Given problem.
Output the line containing "Output the text content of this document." and each line after it through the end of the data, exactly as written, with pictures left out.

** START Supplied material **

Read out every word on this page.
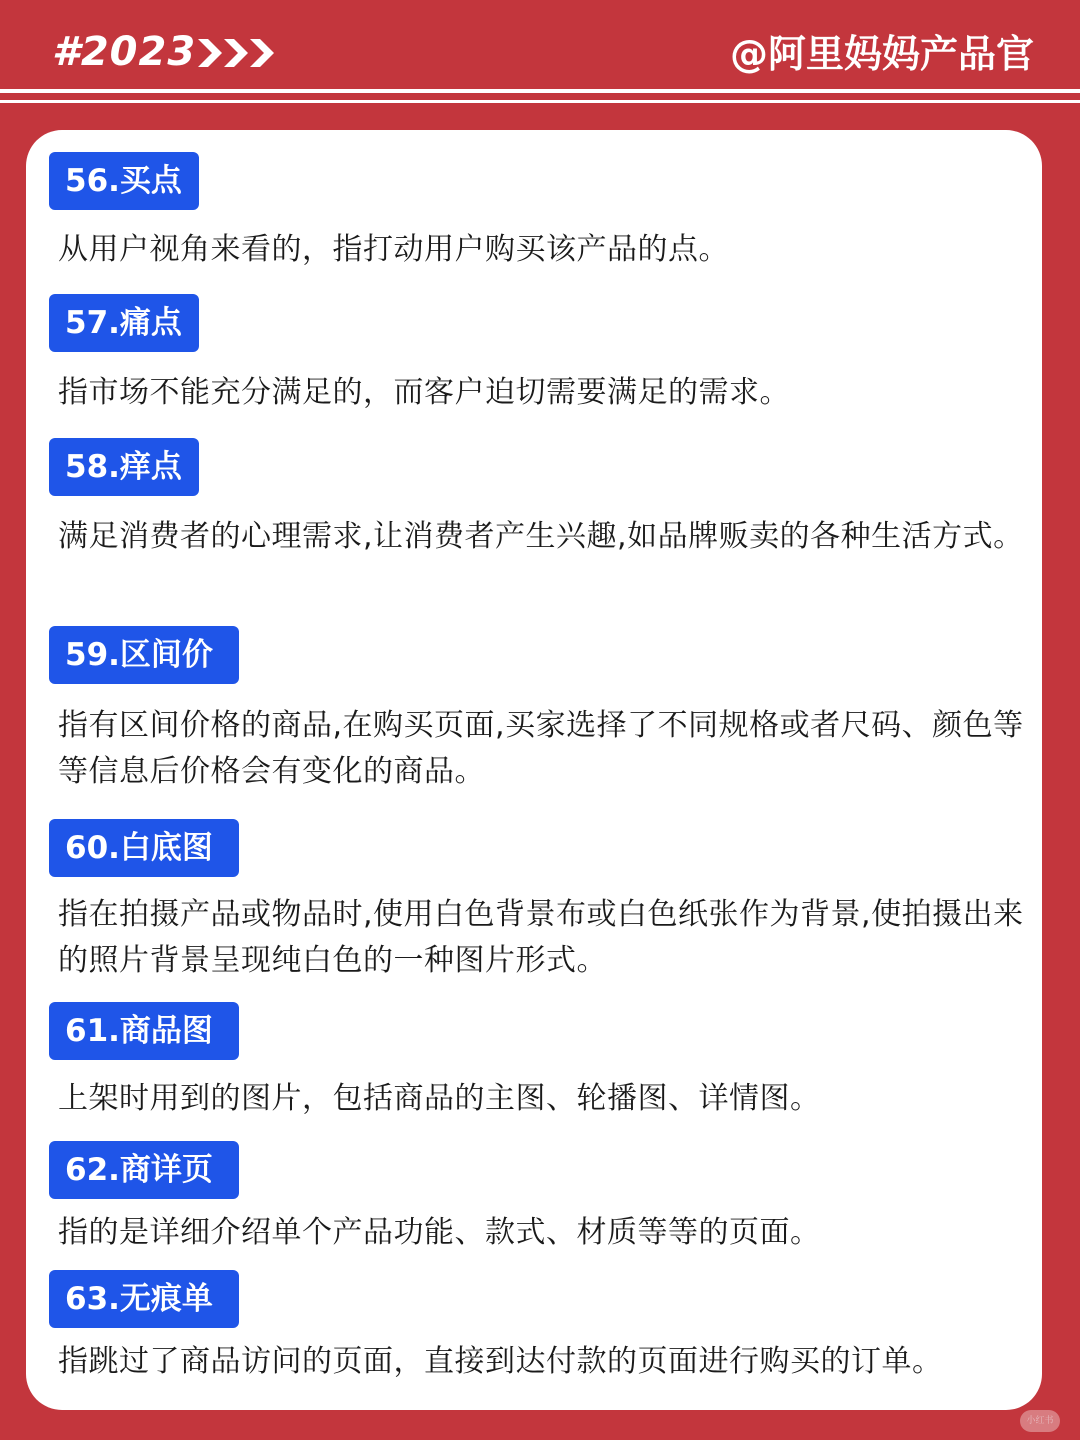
#2023	@阿里妈妈产品官
56.买点
从用户视角来看的，指打动用户购买该产品的点。
57.痛点
指市场不能充分满足的，而客户迫切需要满足的需求。
58.痒点
满足消费者的心理需求,让消费者产生兴趣,如品牌贩卖的各种生活方式。
59.区间价
指有区间价格的商品,在购买页面,买家选择了不同规格或者尺码、颜色等等信息后价格会有变化的商品。
60.白底图
指在拍摄产品或物品时,使用白色背景布或白色纸张作为背景,使拍摄出来的照片背景呈现纯白色的一种图片形式。
61.商品图
上架时用到的图片，包括商品的主图、轮播图、详情图。
62.商详页
指的是详细介绍单个产品功能、款式、材质等等的页面。
63.无痕单
指跳过了商品访问的页面，直接到达付款的页面进行购买的订单。
小红书
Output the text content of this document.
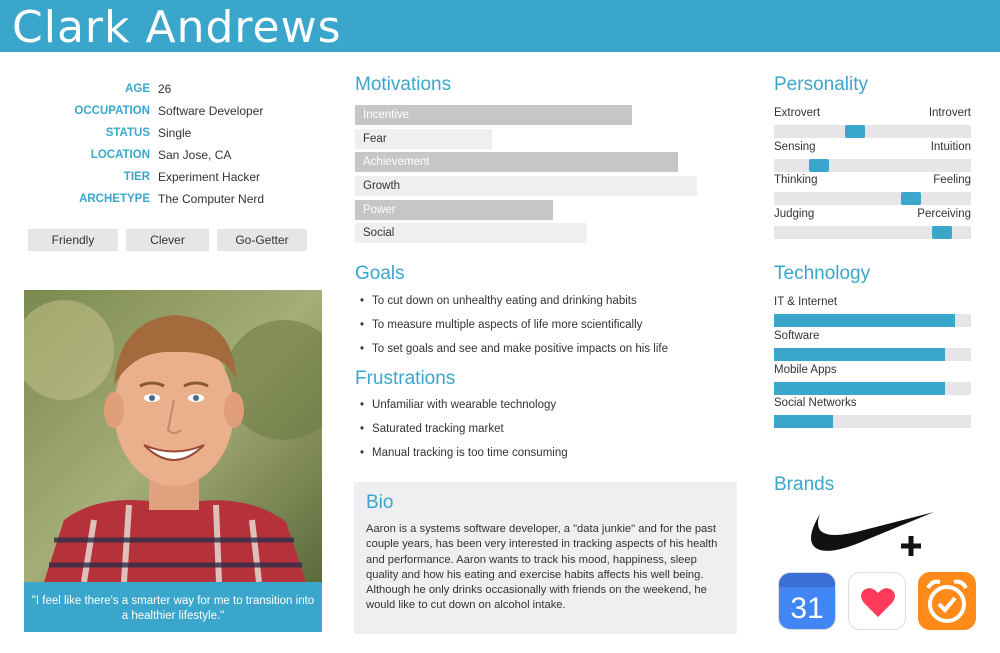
Clark Andrews
AGE 26
OCCUPATION Software Developer
STATUS Single
LOCATION San Jose, CA
TIER Experiment Hacker
ARCHETYPE The Computer Nerd
Friendly	Clever	Go-Getter
"I feel like there's a smarter way for me to transition into a healthier lifestyle."
Motivations
Incentive
Fear
Achievement
Growth
Power
Social
Goals
• To cut down on unhealthy eating and drinking habits
• To measure multiple aspects of life more scientifically
• To set goals and see and make positive impacts on his life
Frustrations
• Unfamiliar with wearable technology
• Saturated tracking market
• Manual tracking is too time consuming
Bio
Aaron is a systems software developer, a "data junkie" and for the past couple years, has been very interested in tracking aspects of his health and performance. Aaron wants to track his mood, happiness, sleep quality and how his eating and exercise habits affects his well being. Although he only drinks occasionally with friends on the weekend, he would like to cut down on alcohol intake.
Personality
Extrovert	Introvert
Sensing	Intuition
Thinking	Feeling
Judging	Perceiving
Technology
IT & Internet
Software
Mobile Apps
Social Networks
Brands
31
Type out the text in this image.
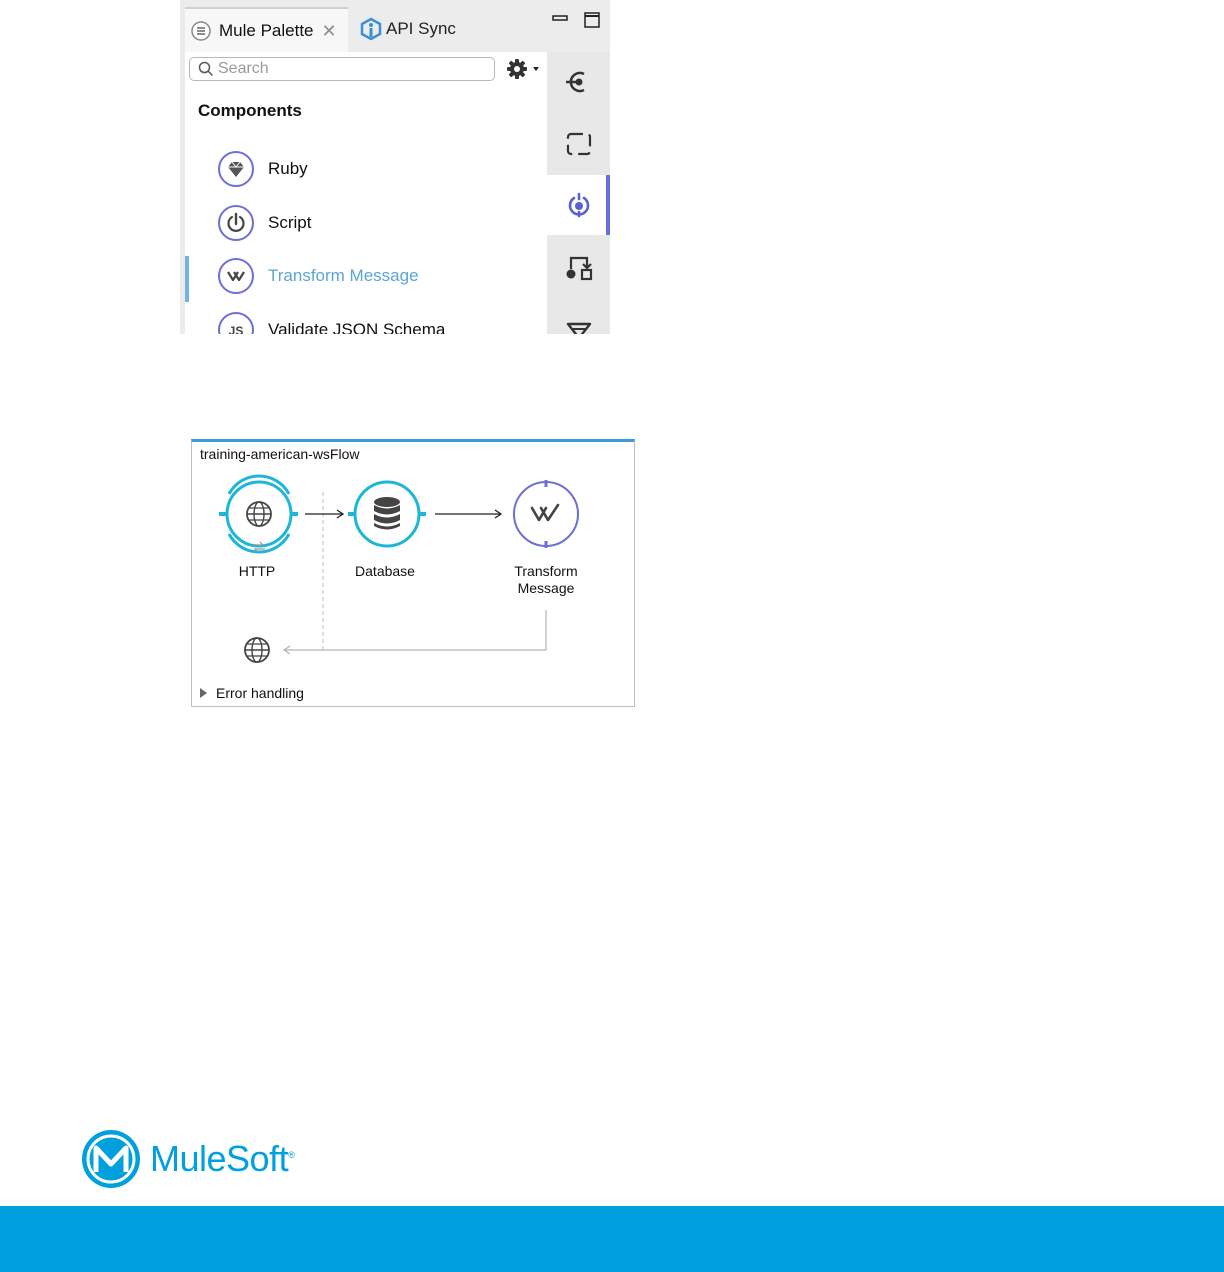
Mule Palette ✕	API Sync
Search
Components
Ruby
Script
Transform Message
JS Validate JSON Schema
training-american-wsFlow
HTTP	Database	Transform Message
Error handling
MuleSoft®
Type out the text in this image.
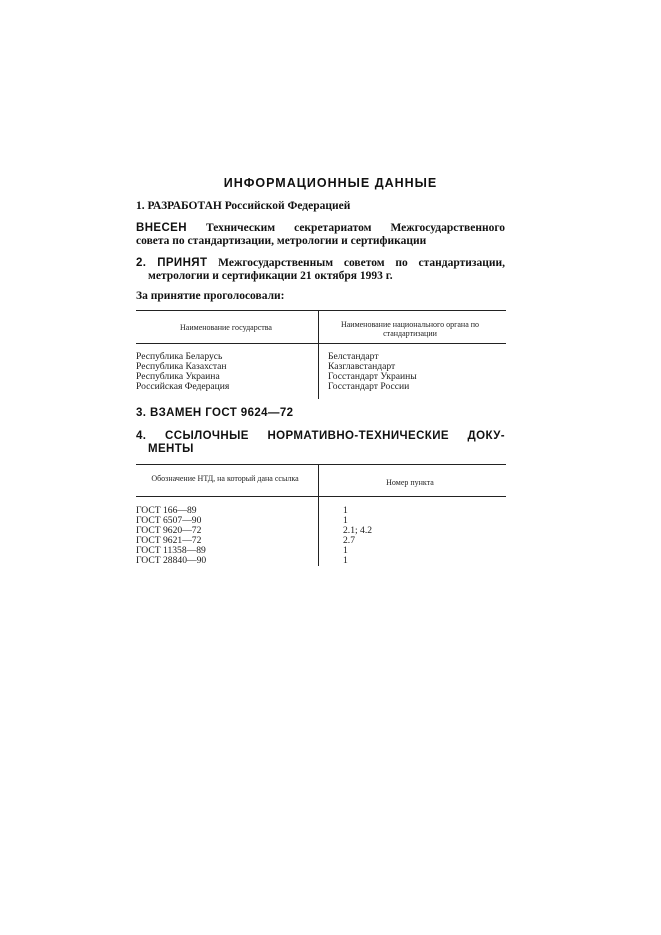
ИНФОРМАЦИОННЫЕ ДАННЫЕ
1. РАЗРАБОТАН Российской Федерацией
ВНЕСЕН Техническим секретариатом Межгосударственного
совета по стандартизации, метрологии и сертификации
2. ПРИНЯТ Межгосударственным советом по стандартизации,
метрологии и сертификации 21 октября 1993 г.
За принятие проголосовали:
Наименование государства	Наименование национального органа по стандартизации
Республика Беларусь	Белстандарт
Республика Казахстан	Казглавстандарт
Республика Украина	Госстандарт Украины
Российская Федерация	Госстандарт России
3. ВЗАМЕН ГОСТ 9624—72
4. ССЫЛОЧНЫЕ НОРМАТИВНО-ТЕХНИЧЕСКИЕ ДОКУ-
МЕНТЫ
Обозначение НТД, на который дана ссылка	Номер пункта
ГОСТ 166—89	1
ГОСТ 6507—90	1
ГОСТ 9620—72	2.1; 4.2
ГОСТ 9621—72	2.7
ГОСТ 11358—89	1
ГОСТ 28840—90	1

** END Supplied material **

Exercise result.
Output the text content of this document.
Clark Andrews
AGE 26
OCCUPATION Software Developer
STATUS Single
LOCATION San Jose, CA
TIER Experiment Hacker
ARCHETYPE The Computer Nerd
Friendly	Clever	Go-Getter
"I feel like there's a smarter way for me to transition into a healthier lifestyle."
Motivations
Incentive
Fear
Achievement
Growth
Power
Social
Goals
• To cut down on unhealthy eating and drinking habits
• To measure multiple aspects of life more scientifically
• To set goals and see and make positive impacts on his life
Frustrations
• Unfamiliar with wearable technology
• Saturated tracking market
• Manual tracking is too time consuming
Bio
Aaron is a systems software developer, a "data junkie" and for the past couple years, has been very interested in tracking aspects of his health and performance. Aaron wants to track his mood, happiness, sleep quality and how his eating and exercise habits affects his well being. Although he only drinks occasionally with friends on the weekend, he would like to cut down on alcohol intake.
Personality
Extrovert	Introvert
Sensing	Intuition
Thinking	Feeling
Judging	Perceiving
Technology
IT & Internet
Software
Mobile Apps
Social Networks
Brands
31
Type out the text in this image.
Mule Palette ✕	API Sync
Search
Components
Ruby
Script
Transform Message
JS Validate JSON Schema
training-american-wsFlow
HTTP	Database	Transform Message
Error handling
MuleSoft®
Type out the text in this image.
ИНФОРМАЦИОННЫЕ ДАННЫЕ
1. РАЗРАБОТАН Российской Федерацией
ВНЕСЕН Техническим секретариатом Межгосударственного
совета по стандартизации, метрологии и сертификации
2. ПРИНЯТ Межгосударственным советом по стандартизации,
метрологии и сертификации 21 октября 1993 г.
За принятие проголосовали:
Наименование государства	Наименование национального органа по стандартизации
Республика Беларусь	Белстандарт
Республика Казахстан	Казглавстандарт
Республика Украина	Госстандарт Украины
Российская Федерация	Госстандарт России
3. ВЗАМЕН ГОСТ 9624—72
4. ССЫЛОЧНЫЕ НОРМАТИВНО-ТЕХНИЧЕСКИЕ ДОКУ-
МЕНТЫ
Обозначение НТД, на который дана ссылка	Номер пункта
ГОСТ 166—89	1
ГОСТ 6507—90	1
ГОСТ 9620—72	2.1; 4.2
ГОСТ 9621—72	2.7
ГОСТ 11358—89	1
ГОСТ 28840—90	1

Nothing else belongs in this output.